▸ **SOAL LATIHAN**:
**A)** Jawab pertanyaan berikut berdasarkan tulisan tentang traveling dan nasionalisme.
(i) Buku-buku apa yang disebut sebagai salah satu bentuk tipisnya nasionalisme?
(ii) Dua negara apa yang disebut sebagai contoh tujuan traveling?
(iii) Kota apa yang merupakan kota kelahiran penulis?
**B)** Kutip persis bagian tulisan tentang traveling dan nasionalisme, mulai dari "Siapa bilang saya" sampai dengan "sederhana menjadi complicated.".
**C)** Tolong lanjutkan tulisan tentang traveling dan nasionalisme mulai setelah kalimat terakhirnya.

Siapa bilang saya tidak nasionalis?
Hehehehe....langsung deh kalimat ini yang muncul di benak saya saat akan memposting tulisan ini. Yah, sedikit mengganggu saya saat ada yang menyebut buku-buku traveling dan backpacking keluar negeri disebut sebagai salah bentuk tipisnya nasionalisme. Hahahaha...way too much...
Sebenarnya, saya tidak berpikir soal nasionalisme sama sekali saat menulis buku traveling. Bagi saya, traveling ya traveling, nasionalisme adalah soal berbeda. Jangan dicampuradukkan, dan membuat yang sederhana menjadi complicated.
Maka, saya tidak peduli lagi soal mau dilabeli apa dengan tulisan saya. Bagi saya, nikmatilah semuanya secara sederhana, maka akan lebih nikmat. Kalau mau traveling ke China ya hayuuuk berangkat aja, kalau mau traveling ke Thailand hayuuuk hajar sajaaa....nah, kalau kemudian karena lagi pengen jalan-jalan di dalam negeri saja...ya hayuuuk aja, ini nggak kalah nikmatnya.
Saat ini, saya lagi deg-degan menunggu buku ketiga saya lahir. Tinggal masuk cetak saja. Dan buku ketiga ini nanti adalah buku tentang bagaimana nikmatnya menyatu dengan Jawa, yang direpresentasikan dengan dua kota, Jogja dan Solo. Setiap akan kelahiran buku baru, saya pasti akan selalu deg-degan. Tetapi buku ketiga ini lebih istimewa, karena saya menulis tentang kota kelahiran saya, yaitu Solo, serta kota yang membuat saya jatuh cinta (meski bukan pada pandangan pertama) yaitu Jogja.

(Catatan area tata letak)
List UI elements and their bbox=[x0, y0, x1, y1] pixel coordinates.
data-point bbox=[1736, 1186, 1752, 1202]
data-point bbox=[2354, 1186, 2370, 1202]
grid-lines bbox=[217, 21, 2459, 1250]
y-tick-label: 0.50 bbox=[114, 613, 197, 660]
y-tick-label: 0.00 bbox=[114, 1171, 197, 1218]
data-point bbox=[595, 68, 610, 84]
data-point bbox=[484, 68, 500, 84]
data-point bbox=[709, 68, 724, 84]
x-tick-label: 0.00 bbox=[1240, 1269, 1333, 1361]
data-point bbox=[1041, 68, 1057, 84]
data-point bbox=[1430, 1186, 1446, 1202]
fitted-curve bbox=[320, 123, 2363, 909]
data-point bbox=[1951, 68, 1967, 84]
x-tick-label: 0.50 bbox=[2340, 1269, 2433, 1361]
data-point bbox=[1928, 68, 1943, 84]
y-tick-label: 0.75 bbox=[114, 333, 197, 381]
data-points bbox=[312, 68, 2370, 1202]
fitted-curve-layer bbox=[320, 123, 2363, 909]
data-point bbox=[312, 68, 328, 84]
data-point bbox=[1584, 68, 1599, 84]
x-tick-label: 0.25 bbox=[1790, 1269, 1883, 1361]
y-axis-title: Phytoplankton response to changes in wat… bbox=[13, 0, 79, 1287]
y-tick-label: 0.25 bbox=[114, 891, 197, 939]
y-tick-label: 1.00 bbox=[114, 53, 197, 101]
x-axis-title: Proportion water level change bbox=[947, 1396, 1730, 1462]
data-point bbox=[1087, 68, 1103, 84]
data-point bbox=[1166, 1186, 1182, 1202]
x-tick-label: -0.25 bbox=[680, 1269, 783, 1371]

▸ **JAWABAN SOAL LATIHAN**:
**A)**
(i) Buku-buku traveling dan backpacking ke luar negeri.
(ii) China dan Thailand.
(iii) Solo.

**B)**
Siapa bilang saya tidak nasionalis?
Hehehehe....langsung deh kalimat ini yang muncul di benak saya saat akan memposting tulisan ini. Yah, sedikit mengganggu saya saat ada yang menyebut buku-buku traveling dan backpacking keluar negeri disebut sebagai salah bentuk tipisnya nasionalisme. Hahahaha...way too much...
Sebenarnya, saya tidak berpikir soal nasionalisme sama sekali saat menulis buku traveling. Bagi saya, traveling ya traveling, nasionalisme adalah soal berbeda. Jangan dicampuradukkan, dan membuat yang sederhana menjadi complicated.

**C)**
Saya masih ingat sekali jalan-jalan saya dengan Aie dan Sha di Borobudur, yang merupakan kunjungan kedua saya. Dan saya kembali terkagum-kagum dengan kemegahan Borobudur ini, dan berpikir bagaimana pada jaman itu orang bisa membuat monumen semegah ini dan bisa bertahan melewati jaman? How come?
Atau saya harus menangis-menangis saat harus mencicipi Oseng-oseng Mercon yang pedasnya setengah mampus di salah satu sudut Jogja. Saya juga baru menyadari, bahwa ternyata kota saya, Solo, memiliki keragaman kuliner yang luar biasa. Selama ini saya hanya sekadar makan dan makan saja, tanpa terpikir bahwa "Oh...ternyata kalo dihitung-hitung, Solo kaya ya akan masakan tradisional lezat."
Jogja dan Solo seperti sudah melekat dalam sebagian besar hidup saya. Tetapi menulis buku ini, saya baru sadar, Jogja dan Solo ternyata memiliki potensi luar biasa di bidang pariwisata, jauh dari apa yang saya bayangkan sebelumnya.
Merangkumnya untuk Anda menjadi kehormatan bagi saya. Dengan kerendahan hati, buku ketiga saya Travelicious Jogja & Solo; Jalan Hemat, Jajan Nikmat akan segera hadir untuk Anda pecinta traveling.
regards,
A
4 comments:
Wah, saya tidak sabar menunggu kelahiran buku ketiga ini. Soalnya saya masih awam dengan kedua kota tersebut. Baru sekali ke Solo dan 3 kali ke Jogja. Itu pun cuma di sekitar Pasar Klewer dan Malioboro. Padahal tempat tinggal saya hanya berjarak 2 jam dari Solo dan 3 jam dari Jogja.
nah lho, 3 kali ke jogja, sekali ke solo sudah cukup mas hahahahaha. Salam kenal
teringin bangat mahu kembali ke jogja. juga teringin bangat mahu ke solo, kota asal si penulis travel yang kami kagumi, saudara Ariy..
:)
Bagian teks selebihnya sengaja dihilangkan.